» **Written task**: Here are records with pictures in them. Copy all of them exactly and leave the pictures out.

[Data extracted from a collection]
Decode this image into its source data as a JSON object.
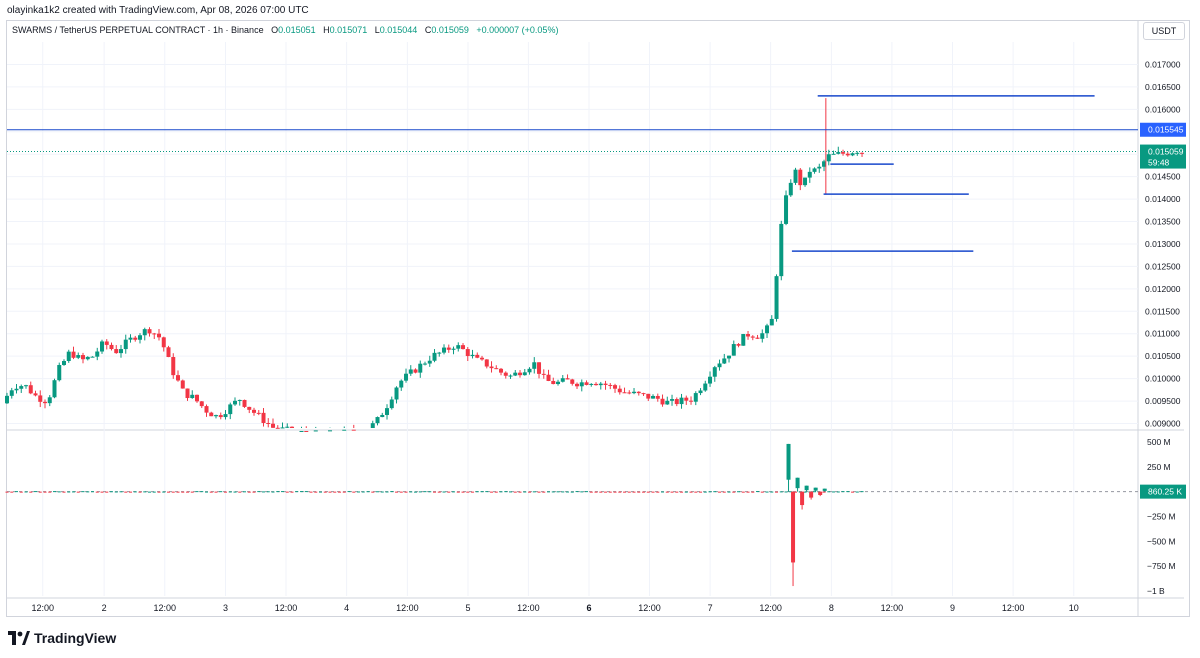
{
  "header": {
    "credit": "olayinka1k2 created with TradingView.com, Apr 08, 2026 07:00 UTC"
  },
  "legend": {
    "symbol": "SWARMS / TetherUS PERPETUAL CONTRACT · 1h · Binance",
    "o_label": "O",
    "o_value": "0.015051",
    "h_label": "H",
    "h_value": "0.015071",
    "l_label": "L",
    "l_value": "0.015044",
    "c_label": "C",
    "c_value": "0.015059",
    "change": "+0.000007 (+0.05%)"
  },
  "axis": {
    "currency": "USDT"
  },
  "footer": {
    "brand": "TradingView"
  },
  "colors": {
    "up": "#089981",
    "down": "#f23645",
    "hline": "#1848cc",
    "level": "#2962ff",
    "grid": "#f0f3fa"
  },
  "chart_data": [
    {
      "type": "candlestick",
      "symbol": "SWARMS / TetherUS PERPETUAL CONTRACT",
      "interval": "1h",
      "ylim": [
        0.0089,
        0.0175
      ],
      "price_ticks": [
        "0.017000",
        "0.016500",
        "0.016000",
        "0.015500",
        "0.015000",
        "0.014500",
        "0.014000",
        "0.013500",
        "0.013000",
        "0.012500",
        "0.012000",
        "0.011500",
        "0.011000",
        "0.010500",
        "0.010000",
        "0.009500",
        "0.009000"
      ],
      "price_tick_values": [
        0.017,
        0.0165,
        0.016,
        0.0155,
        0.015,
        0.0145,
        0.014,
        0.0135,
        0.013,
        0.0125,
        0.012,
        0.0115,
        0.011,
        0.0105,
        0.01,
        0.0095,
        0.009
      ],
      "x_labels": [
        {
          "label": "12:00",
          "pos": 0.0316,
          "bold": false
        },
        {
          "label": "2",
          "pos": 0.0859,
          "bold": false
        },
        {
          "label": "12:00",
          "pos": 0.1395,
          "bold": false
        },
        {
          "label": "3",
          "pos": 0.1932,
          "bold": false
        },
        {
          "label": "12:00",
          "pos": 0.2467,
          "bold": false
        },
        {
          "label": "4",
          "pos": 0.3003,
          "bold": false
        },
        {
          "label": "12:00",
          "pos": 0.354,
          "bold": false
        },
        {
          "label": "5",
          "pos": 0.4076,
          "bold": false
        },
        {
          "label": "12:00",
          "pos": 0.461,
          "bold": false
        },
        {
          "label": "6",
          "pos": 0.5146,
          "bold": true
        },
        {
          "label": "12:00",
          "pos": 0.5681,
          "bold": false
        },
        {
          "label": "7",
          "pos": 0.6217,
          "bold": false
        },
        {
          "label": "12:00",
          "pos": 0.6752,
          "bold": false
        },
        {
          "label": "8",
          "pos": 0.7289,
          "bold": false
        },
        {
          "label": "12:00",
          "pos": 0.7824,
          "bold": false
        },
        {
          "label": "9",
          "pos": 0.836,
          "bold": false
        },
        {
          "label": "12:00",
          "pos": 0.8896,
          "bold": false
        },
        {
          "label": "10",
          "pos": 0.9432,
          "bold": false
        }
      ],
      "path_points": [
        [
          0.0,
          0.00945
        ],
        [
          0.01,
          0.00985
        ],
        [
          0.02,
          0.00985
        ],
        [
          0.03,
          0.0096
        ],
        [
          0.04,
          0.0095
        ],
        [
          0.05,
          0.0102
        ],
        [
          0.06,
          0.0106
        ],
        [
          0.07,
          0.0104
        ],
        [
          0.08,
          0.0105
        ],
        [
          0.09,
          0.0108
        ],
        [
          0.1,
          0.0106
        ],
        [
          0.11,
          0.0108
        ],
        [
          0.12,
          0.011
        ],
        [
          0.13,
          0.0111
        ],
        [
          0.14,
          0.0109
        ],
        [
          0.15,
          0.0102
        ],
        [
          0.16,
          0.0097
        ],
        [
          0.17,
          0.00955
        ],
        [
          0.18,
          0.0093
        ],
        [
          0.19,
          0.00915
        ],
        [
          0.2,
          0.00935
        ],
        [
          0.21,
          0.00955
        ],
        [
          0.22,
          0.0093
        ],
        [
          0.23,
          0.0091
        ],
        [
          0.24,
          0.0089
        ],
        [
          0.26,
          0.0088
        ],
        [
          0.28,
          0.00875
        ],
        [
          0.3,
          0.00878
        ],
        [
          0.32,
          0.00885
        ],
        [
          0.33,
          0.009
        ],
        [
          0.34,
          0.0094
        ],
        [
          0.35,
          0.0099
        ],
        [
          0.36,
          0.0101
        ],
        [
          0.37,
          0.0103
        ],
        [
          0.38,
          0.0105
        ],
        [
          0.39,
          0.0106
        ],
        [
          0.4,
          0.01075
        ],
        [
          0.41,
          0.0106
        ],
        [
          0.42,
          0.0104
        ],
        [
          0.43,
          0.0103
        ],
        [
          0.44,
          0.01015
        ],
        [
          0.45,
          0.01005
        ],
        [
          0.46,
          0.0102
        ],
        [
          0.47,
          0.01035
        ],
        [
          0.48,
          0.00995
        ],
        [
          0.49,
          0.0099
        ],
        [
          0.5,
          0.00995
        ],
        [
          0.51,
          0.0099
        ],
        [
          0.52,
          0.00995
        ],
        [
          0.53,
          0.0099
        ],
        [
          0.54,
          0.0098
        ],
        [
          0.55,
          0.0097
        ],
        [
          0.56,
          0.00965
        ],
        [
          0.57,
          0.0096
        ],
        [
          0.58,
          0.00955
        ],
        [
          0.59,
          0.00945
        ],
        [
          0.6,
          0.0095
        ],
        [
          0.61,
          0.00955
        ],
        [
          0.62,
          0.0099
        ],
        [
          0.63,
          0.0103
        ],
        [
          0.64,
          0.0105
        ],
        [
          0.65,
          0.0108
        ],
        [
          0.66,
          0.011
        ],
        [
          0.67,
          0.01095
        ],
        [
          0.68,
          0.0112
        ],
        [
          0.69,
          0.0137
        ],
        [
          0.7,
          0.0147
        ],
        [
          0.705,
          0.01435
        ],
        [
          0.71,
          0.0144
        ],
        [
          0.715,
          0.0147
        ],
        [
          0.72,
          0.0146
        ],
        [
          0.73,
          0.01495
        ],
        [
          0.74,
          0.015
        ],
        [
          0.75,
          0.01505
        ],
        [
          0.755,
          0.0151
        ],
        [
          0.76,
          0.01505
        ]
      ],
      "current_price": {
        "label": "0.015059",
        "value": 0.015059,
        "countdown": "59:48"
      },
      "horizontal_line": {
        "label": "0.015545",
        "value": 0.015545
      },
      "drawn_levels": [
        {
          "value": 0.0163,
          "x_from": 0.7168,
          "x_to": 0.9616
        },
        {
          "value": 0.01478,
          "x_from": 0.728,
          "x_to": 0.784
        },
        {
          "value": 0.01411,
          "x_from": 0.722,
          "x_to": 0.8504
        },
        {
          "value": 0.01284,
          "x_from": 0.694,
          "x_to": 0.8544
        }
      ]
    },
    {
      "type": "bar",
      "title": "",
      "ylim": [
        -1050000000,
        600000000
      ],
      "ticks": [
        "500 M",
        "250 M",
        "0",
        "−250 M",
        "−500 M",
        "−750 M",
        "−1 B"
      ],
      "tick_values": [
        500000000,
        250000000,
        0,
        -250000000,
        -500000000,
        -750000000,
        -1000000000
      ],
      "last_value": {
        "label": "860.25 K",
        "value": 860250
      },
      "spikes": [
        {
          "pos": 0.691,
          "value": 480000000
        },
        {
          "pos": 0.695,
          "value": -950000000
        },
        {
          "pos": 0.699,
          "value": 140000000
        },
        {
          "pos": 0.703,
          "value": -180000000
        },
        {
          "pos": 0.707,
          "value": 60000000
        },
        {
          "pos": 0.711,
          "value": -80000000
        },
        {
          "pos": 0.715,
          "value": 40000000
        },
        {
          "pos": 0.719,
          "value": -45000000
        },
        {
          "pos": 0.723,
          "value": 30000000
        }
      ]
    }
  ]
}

» **Answer in full**:
Decode this image into its source data as a JSON object.
{
  "header": {
    "credit": "olayinka1k2 created with TradingView.com, Apr 08, 2026 07:00 UTC"
  },
  "legend": {
    "symbol": "SWARMS / TetherUS PERPETUAL CONTRACT · 1h · Binance",
    "o_label": "O",
    "o_value": "0.015051",
    "h_label": "H",
    "h_value": "0.015071",
    "l_label": "L",
    "l_value": "0.015044",
    "c_label": "C",
    "c_value": "0.015059",
    "change": "+0.000007 (+0.05%)"
  },
  "axis": {
    "currency": "USDT"
  },
  "footer": {
    "brand": "TradingView"
  },
  "colors": {
    "up": "#089981",
    "down": "#f23645",
    "hline": "#1848cc",
    "level": "#2962ff",
    "grid": "#f0f3fa"
  },
  "chart_data": [
    {
      "type": "candlestick",
      "symbol": "SWARMS / TetherUS PERPETUAL CONTRACT",
      "interval": "1h",
      "ylim": [
        0.0089,
        0.0175
      ],
      "price_ticks": [
        "0.017000",
        "0.016500",
        "0.016000",
        "0.015500",
        "0.015000",
        "0.014500",
        "0.014000",
        "0.013500",
        "0.013000",
        "0.012500",
        "0.012000",
        "0.011500",
        "0.011000",
        "0.010500",
        "0.010000",
        "0.009500",
        "0.009000"
      ],
      "price_tick_values": [
        0.017,
        0.0165,
        0.016,
        0.0155,
        0.015,
        0.0145,
        0.014,
        0.0135,
        0.013,
        0.0125,
        0.012,
        0.0115,
        0.011,
        0.0105,
        0.01,
        0.0095,
        0.009
      ],
      "x_labels": [
        {
          "label": "12:00",
          "pos": 0.0316,
          "bold": false
        },
        {
          "label": "2",
          "pos": 0.0859,
          "bold": false
        },
        {
          "label": "12:00",
          "pos": 0.1395,
          "bold": false
        },
        {
          "label": "3",
          "pos": 0.1932,
          "bold": false
        },
        {
          "label": "12:00",
          "pos": 0.2467,
          "bold": false
        },
        {
          "label": "4",
          "pos": 0.3003,
          "bold": false
        },
        {
          "label": "12:00",
          "pos": 0.354,
          "bold": false
        },
        {
          "label": "5",
          "pos": 0.4076,
          "bold": false
        },
        {
          "label": "12:00",
          "pos": 0.461,
          "bold": false
        },
        {
          "label": "6",
          "pos": 0.5146,
          "bold": true
        },
        {
          "label": "12:00",
          "pos": 0.5681,
          "bold": false
        },
        {
          "label": "7",
          "pos": 0.6217,
          "bold": false
        },
        {
          "label": "12:00",
          "pos": 0.6752,
          "bold": false
        },
        {
          "label": "8",
          "pos": 0.7289,
          "bold": false
        },
        {
          "label": "12:00",
          "pos": 0.7824,
          "bold": false
        },
        {
          "label": "9",
          "pos": 0.836,
          "bold": false
        },
        {
          "label": "12:00",
          "pos": 0.8896,
          "bold": false
        },
        {
          "label": "10",
          "pos": 0.9432,
          "bold": false
        }
      ],
      "path_points": [
        [
          0.0,
          0.00945
        ],
        [
          0.01,
          0.00985
        ],
        [
          0.02,
          0.00985
        ],
        [
          0.03,
          0.0096
        ],
        [
          0.04,
          0.0095
        ],
        [
          0.05,
          0.0102
        ],
        [
          0.06,
          0.0106
        ],
        [
          0.07,
          0.0104
        ],
        [
          0.08,
          0.0105
        ],
        [
          0.09,
          0.0108
        ],
        [
          0.1,
          0.0106
        ],
        [
          0.11,
          0.0108
        ],
        [
          0.12,
          0.011
        ],
        [
          0.13,
          0.0111
        ],
        [
          0.14,
          0.0109
        ],
        [
          0.15,
          0.0102
        ],
        [
          0.16,
          0.0097
        ],
        [
          0.17,
          0.00955
        ],
        [
          0.18,
          0.0093
        ],
        [
          0.19,
          0.00915
        ],
        [
          0.2,
          0.00935
        ],
        [
          0.21,
          0.00955
        ],
        [
          0.22,
          0.0093
        ],
        [
          0.23,
          0.0091
        ],
        [
          0.24,
          0.0089
        ],
        [
          0.26,
          0.0088
        ],
        [
          0.28,
          0.00875
        ],
        [
          0.3,
          0.00878
        ],
        [
          0.32,
          0.00885
        ],
        [
          0.33,
          0.009
        ],
        [
          0.34,
          0.0094
        ],
        [
          0.35,
          0.0099
        ],
        [
          0.36,
          0.0101
        ],
        [
          0.37,
          0.0103
        ],
        [
          0.38,
          0.0105
        ],
        [
          0.39,
          0.0106
        ],
        [
          0.4,
          0.01075
        ],
        [
          0.41,
          0.0106
        ],
        [
          0.42,
          0.0104
        ],
        [
          0.43,
          0.0103
        ],
        [
          0.44,
          0.01015
        ],
        [
          0.45,
          0.01005
        ],
        [
          0.46,
          0.0102
        ],
        [
          0.47,
          0.01035
        ],
        [
          0.48,
          0.00995
        ],
        [
          0.49,
          0.0099
        ],
        [
          0.5,
          0.00995
        ],
        [
          0.51,
          0.0099
        ],
        [
          0.52,
          0.00995
        ],
        [
          0.53,
          0.0099
        ],
        [
          0.54,
          0.0098
        ],
        [
          0.55,
          0.0097
        ],
        [
          0.56,
          0.00965
        ],
        [
          0.57,
          0.0096
        ],
        [
          0.58,
          0.00955
        ],
        [
          0.59,
          0.00945
        ],
        [
          0.6,
          0.0095
        ],
        [
          0.61,
          0.00955
        ],
        [
          0.62,
          0.0099
        ],
        [
          0.63,
          0.0103
        ],
        [
          0.64,
          0.0105
        ],
        [
          0.65,
          0.0108
        ],
        [
          0.66,
          0.011
        ],
        [
          0.67,
          0.01095
        ],
        [
          0.68,
          0.0112
        ],
        [
          0.69,
          0.0137
        ],
        [
          0.7,
          0.0147
        ],
        [
          0.705,
          0.01435
        ],
        [
          0.71,
          0.0144
        ],
        [
          0.715,
          0.0147
        ],
        [
          0.72,
          0.0146
        ],
        [
          0.73,
          0.01495
        ],
        [
          0.74,
          0.015
        ],
        [
          0.75,
          0.01505
        ],
        [
          0.755,
          0.0151
        ],
        [
          0.76,
          0.01505
        ]
      ],
      "current_price": {
        "label": "0.015059",
        "value": 0.015059,
        "countdown": "59:48"
      },
      "horizontal_line": {
        "label": "0.015545",
        "value": 0.015545
      },
      "drawn_levels": [
        {
          "value": 0.0163,
          "x_from": 0.7168,
          "x_to": 0.9616
        },
        {
          "value": 0.01478,
          "x_from": 0.728,
          "x_to": 0.784
        },
        {
          "value": 0.01411,
          "x_from": 0.722,
          "x_to": 0.8504
        },
        {
          "value": 0.01284,
          "x_from": 0.694,
          "x_to": 0.8544
        }
      ]
    },
    {
      "type": "bar",
      "title": "",
      "ylim": [
        -1050000000,
        600000000
      ],
      "ticks": [
        "500 M",
        "250 M",
        "0",
        "−250 M",
        "−500 M",
        "−750 M",
        "−1 B"
      ],
      "tick_values": [
        500000000,
        250000000,
        0,
        -250000000,
        -500000000,
        -750000000,
        -1000000000
      ],
      "last_value": {
        "label": "860.25 K",
        "value": 860250
      },
      "spikes": [
        {
          "pos": 0.691,
          "value": 480000000
        },
        {
          "pos": 0.695,
          "value": -950000000
        },
        {
          "pos": 0.699,
          "value": 140000000
        },
        {
          "pos": 0.703,
          "value": -180000000
        },
        {
          "pos": 0.707,
          "value": 60000000
        },
        {
          "pos": 0.711,
          "value": -80000000
        },
        {
          "pos": 0.715,
          "value": 40000000
        },
        {
          "pos": 0.719,
          "value": -45000000
        },
        {
          "pos": 0.723,
          "value": 30000000
        }
      ]
    }
  ]
}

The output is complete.